* Instruction *
Only a number is wanted. Count the lines holding the string "Barre".

Source records:

══════

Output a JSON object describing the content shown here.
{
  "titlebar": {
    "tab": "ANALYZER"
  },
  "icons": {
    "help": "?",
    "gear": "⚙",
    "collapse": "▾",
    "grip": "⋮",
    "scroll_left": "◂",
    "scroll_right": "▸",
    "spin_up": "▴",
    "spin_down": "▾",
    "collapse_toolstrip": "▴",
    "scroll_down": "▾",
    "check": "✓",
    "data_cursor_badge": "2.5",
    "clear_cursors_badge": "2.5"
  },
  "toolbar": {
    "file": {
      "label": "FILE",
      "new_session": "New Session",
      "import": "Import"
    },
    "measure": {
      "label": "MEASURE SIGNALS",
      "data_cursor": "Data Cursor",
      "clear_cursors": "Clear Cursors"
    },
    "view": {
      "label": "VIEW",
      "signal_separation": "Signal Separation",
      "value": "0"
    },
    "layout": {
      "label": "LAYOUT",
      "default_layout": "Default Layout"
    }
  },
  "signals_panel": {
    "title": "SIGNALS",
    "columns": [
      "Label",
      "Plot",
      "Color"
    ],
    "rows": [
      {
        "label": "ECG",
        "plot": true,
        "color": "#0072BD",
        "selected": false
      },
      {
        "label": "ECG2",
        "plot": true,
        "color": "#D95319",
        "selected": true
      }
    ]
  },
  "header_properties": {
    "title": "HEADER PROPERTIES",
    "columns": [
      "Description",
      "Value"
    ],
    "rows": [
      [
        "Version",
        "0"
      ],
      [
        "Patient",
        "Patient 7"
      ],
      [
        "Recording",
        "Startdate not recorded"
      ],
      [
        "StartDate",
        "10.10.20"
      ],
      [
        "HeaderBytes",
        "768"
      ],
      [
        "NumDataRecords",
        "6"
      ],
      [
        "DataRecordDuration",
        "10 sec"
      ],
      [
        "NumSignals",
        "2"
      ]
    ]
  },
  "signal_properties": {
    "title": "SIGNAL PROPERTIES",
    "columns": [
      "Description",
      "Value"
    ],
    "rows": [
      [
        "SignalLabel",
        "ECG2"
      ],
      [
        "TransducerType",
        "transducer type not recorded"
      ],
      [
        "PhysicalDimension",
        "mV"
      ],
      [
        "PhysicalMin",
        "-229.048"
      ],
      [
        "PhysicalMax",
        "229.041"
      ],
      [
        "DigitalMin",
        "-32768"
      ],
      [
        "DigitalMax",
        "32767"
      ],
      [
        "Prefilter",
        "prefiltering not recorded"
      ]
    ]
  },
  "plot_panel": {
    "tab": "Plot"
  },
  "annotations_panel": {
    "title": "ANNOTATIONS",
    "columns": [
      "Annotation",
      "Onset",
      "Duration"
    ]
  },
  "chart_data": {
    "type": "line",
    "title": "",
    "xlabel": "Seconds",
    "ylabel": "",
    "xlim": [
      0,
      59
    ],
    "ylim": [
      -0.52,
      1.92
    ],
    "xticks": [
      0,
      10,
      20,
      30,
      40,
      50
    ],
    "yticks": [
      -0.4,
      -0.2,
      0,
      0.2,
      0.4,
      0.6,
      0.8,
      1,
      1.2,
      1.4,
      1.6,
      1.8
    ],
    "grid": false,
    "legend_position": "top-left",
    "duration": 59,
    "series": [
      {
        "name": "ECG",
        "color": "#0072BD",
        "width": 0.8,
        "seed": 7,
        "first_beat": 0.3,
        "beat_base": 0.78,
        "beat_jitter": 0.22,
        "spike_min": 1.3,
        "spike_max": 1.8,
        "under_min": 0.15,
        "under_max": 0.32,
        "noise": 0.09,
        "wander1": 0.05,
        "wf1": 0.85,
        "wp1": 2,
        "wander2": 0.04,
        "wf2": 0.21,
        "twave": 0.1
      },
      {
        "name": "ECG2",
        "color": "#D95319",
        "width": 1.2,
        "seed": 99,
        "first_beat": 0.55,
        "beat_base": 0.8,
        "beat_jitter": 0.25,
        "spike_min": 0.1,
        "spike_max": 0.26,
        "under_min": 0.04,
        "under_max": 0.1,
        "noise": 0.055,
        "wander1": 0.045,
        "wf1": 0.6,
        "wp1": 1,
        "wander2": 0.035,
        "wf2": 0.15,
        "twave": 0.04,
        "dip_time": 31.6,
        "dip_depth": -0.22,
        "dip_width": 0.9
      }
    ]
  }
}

══════

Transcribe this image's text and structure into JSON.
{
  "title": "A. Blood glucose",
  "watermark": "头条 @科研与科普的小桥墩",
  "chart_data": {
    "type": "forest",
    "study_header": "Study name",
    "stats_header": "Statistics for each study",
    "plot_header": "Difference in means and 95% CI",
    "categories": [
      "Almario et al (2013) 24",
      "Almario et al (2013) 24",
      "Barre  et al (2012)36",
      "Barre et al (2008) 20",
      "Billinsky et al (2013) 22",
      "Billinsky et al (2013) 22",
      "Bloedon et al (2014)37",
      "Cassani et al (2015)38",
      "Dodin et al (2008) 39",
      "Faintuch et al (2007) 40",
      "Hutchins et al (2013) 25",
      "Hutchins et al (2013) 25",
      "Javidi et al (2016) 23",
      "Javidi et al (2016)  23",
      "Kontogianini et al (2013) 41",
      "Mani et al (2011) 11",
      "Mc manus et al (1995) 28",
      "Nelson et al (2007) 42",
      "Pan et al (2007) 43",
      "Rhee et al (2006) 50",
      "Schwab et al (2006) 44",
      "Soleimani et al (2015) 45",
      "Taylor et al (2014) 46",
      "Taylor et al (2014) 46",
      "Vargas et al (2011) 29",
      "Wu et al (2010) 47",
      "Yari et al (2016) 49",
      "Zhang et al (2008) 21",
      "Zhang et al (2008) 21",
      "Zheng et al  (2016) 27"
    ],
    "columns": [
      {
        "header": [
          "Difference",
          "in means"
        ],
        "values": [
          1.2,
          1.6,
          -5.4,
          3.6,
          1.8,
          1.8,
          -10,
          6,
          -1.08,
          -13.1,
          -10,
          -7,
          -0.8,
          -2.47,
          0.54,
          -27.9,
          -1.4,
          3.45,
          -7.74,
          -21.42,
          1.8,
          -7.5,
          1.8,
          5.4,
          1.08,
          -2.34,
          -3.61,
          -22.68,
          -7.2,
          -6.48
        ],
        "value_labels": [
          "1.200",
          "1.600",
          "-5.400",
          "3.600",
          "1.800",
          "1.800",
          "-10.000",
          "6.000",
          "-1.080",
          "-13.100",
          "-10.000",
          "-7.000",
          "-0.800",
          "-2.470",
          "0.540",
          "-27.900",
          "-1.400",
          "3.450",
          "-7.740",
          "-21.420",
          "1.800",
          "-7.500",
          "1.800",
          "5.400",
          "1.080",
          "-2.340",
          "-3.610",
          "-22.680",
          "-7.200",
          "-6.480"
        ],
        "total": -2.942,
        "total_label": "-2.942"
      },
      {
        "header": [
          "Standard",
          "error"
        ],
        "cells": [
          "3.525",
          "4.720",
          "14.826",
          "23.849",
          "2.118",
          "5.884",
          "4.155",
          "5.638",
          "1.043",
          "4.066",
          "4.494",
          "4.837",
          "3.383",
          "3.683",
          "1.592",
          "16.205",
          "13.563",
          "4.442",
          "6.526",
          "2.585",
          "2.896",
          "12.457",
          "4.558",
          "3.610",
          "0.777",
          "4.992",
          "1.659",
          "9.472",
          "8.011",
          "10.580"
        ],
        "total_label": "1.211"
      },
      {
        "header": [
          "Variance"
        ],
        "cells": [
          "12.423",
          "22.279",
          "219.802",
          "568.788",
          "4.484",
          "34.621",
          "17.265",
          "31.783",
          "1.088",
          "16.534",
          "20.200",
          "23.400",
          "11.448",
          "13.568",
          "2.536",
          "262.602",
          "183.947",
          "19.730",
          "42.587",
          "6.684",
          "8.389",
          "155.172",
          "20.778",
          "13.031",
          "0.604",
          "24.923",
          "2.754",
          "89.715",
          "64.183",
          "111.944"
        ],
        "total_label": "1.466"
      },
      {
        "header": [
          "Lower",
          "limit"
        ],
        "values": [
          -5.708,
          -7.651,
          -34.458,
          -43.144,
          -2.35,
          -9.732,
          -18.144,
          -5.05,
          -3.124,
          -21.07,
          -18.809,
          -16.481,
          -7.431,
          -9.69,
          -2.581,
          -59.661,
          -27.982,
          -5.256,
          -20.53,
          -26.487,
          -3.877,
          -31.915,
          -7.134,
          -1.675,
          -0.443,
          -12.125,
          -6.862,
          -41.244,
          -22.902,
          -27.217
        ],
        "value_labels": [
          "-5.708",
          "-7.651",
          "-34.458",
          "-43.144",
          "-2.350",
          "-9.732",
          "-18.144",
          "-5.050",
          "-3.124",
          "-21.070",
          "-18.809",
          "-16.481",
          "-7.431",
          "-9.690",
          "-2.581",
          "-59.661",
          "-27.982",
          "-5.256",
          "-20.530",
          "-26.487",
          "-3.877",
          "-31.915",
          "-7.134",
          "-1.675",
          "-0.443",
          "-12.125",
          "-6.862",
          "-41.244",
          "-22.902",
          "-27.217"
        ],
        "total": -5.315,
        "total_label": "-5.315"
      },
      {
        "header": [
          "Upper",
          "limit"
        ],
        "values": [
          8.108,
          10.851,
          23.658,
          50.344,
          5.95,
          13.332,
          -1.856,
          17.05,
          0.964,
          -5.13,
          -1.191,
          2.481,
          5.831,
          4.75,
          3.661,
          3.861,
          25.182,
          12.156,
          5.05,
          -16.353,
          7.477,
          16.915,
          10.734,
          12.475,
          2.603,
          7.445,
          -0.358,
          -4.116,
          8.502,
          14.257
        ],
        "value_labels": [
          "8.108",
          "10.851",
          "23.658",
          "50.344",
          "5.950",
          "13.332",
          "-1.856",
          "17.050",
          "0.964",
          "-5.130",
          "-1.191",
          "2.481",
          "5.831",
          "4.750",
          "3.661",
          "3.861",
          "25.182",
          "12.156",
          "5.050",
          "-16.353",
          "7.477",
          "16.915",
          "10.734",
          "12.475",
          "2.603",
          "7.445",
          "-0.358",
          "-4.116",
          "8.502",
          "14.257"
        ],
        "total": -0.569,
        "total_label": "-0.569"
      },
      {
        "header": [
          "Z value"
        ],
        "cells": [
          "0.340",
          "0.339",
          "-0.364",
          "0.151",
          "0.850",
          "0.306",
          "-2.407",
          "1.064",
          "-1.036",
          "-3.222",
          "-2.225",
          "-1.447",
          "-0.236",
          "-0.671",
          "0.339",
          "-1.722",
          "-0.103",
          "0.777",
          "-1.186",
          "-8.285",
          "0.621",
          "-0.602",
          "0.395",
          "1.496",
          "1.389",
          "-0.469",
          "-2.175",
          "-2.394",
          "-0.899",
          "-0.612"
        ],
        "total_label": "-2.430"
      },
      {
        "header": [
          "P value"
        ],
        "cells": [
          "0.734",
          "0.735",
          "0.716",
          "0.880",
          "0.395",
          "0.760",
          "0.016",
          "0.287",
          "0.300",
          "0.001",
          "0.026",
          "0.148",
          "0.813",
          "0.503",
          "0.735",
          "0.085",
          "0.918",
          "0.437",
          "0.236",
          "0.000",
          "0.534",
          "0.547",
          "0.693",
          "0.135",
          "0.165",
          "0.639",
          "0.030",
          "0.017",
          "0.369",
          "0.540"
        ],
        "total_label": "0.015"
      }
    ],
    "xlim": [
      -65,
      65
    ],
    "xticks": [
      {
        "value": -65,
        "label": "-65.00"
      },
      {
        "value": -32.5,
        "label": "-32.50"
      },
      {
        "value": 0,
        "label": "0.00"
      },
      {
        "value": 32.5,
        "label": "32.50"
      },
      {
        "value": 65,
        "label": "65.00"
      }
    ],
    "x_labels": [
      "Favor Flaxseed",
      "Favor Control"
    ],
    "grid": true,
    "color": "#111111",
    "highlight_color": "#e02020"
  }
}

══════

* Exercise result *
2